Записи, извлечённые из коллекции
★ ★ ★ ★ ★ ★ ★

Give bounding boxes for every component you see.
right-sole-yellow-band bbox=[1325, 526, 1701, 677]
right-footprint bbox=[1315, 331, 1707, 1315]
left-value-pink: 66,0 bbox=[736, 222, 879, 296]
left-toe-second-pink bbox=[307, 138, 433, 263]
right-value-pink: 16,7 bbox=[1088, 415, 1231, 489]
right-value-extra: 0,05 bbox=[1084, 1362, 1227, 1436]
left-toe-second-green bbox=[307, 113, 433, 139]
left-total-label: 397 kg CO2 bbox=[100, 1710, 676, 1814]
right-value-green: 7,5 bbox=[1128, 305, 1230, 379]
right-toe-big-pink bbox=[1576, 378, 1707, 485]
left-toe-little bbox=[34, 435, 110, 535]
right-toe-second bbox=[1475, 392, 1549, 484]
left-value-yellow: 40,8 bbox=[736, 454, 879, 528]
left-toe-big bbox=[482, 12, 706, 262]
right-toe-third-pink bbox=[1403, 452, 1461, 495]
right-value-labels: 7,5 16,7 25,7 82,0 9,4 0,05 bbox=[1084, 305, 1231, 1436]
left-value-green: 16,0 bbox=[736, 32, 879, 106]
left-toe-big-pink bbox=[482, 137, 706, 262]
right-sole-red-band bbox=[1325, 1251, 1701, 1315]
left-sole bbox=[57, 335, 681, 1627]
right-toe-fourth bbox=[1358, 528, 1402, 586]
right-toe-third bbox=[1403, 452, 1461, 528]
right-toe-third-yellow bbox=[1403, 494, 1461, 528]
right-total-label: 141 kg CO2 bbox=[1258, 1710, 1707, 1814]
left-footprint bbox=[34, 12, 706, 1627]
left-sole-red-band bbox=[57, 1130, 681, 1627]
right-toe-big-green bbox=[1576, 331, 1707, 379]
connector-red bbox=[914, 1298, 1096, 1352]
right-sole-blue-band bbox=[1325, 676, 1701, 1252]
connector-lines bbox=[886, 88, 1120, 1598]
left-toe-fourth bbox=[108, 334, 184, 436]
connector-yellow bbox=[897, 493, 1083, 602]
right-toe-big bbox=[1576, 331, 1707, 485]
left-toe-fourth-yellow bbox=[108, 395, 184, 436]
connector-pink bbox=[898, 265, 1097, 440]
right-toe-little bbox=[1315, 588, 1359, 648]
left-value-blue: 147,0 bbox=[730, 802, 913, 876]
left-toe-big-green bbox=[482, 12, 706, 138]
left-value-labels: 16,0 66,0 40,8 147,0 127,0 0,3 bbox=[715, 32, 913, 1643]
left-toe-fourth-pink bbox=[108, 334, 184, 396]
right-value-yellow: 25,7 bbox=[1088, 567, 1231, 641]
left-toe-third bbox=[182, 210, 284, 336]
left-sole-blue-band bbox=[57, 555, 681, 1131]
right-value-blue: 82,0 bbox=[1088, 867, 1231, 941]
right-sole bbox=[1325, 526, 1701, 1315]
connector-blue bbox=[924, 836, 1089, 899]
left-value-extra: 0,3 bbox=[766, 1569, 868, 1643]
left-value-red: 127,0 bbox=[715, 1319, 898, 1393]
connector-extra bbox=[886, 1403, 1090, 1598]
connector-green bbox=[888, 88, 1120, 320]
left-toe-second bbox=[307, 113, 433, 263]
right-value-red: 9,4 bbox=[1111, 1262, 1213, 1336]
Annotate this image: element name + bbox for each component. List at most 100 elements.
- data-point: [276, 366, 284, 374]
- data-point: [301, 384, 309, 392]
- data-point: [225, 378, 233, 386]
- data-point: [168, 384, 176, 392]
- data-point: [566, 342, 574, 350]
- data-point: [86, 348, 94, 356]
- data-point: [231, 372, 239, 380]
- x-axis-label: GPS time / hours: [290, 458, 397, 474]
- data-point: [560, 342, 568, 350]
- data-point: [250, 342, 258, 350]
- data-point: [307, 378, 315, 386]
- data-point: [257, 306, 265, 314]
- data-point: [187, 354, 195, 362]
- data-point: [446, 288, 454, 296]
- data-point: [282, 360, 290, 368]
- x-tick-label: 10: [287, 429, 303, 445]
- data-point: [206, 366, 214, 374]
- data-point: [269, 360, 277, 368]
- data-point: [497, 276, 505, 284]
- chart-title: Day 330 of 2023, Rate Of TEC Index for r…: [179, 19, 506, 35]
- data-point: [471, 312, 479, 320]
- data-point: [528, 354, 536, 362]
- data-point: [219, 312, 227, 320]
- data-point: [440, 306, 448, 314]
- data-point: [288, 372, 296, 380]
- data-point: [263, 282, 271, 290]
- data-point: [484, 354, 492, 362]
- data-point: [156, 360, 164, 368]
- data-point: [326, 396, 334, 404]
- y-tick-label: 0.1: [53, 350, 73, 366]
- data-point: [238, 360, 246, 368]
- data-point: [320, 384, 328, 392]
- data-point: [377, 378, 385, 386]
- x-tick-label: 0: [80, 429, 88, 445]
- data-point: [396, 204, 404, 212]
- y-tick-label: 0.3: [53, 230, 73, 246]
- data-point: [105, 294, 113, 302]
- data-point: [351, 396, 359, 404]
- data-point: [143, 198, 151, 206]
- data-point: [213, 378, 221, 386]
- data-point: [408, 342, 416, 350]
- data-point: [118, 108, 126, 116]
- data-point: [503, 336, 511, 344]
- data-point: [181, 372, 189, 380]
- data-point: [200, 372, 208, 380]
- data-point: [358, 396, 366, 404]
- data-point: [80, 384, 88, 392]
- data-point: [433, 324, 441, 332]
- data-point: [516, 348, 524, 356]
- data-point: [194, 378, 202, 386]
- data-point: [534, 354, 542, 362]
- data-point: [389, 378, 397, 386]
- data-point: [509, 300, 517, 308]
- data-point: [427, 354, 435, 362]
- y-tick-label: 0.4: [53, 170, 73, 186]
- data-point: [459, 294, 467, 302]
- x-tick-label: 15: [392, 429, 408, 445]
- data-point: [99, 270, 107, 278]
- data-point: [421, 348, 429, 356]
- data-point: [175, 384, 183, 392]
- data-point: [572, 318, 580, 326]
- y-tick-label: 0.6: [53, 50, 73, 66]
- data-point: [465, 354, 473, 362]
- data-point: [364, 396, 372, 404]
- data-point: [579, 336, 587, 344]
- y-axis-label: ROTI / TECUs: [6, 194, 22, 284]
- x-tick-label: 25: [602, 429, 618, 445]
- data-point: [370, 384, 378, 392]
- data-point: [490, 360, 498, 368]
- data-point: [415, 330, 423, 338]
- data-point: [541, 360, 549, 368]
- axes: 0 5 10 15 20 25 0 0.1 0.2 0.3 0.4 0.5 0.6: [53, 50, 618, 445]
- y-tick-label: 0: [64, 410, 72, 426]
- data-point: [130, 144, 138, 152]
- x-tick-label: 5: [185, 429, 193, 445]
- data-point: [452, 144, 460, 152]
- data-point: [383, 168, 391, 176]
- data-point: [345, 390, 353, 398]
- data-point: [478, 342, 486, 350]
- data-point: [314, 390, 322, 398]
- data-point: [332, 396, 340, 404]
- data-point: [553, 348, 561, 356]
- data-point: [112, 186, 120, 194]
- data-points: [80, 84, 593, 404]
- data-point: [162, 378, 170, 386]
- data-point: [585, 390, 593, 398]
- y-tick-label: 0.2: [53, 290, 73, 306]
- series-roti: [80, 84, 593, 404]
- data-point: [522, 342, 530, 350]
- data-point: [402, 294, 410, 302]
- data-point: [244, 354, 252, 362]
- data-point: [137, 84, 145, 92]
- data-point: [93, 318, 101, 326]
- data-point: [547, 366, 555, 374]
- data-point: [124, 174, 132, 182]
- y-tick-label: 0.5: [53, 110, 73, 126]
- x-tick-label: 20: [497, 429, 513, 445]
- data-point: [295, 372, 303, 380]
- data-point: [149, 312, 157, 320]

★ ★ ★ ★ ★ ★ ★

Перепишите, пожалуйста, без единого изменения строки записей: всё от самого начала записей вниз до строки с «right-toe-second bbox=[1475, 392, 1549, 484]», обе границы включительно.

**Результат выполнения**
Give bounding boxes for every component you see.
right-sole-yellow-band bbox=[1325, 526, 1701, 677]
right-footprint bbox=[1315, 331, 1707, 1315]
left-value-pink: 66,0 bbox=[736, 222, 879, 296]
left-toe-second-pink bbox=[307, 138, 433, 263]
right-value-pink: 16,7 bbox=[1088, 415, 1231, 489]
right-value-extra: 0,05 bbox=[1084, 1362, 1227, 1436]
left-toe-second-green bbox=[307, 113, 433, 139]
left-total-label: 397 kg CO2 bbox=[100, 1710, 676, 1814]
right-value-green: 7,5 bbox=[1128, 305, 1230, 379]
right-toe-big-pink bbox=[1576, 378, 1707, 485]
left-toe-little bbox=[34, 435, 110, 535]
right-toe-second bbox=[1475, 392, 1549, 484]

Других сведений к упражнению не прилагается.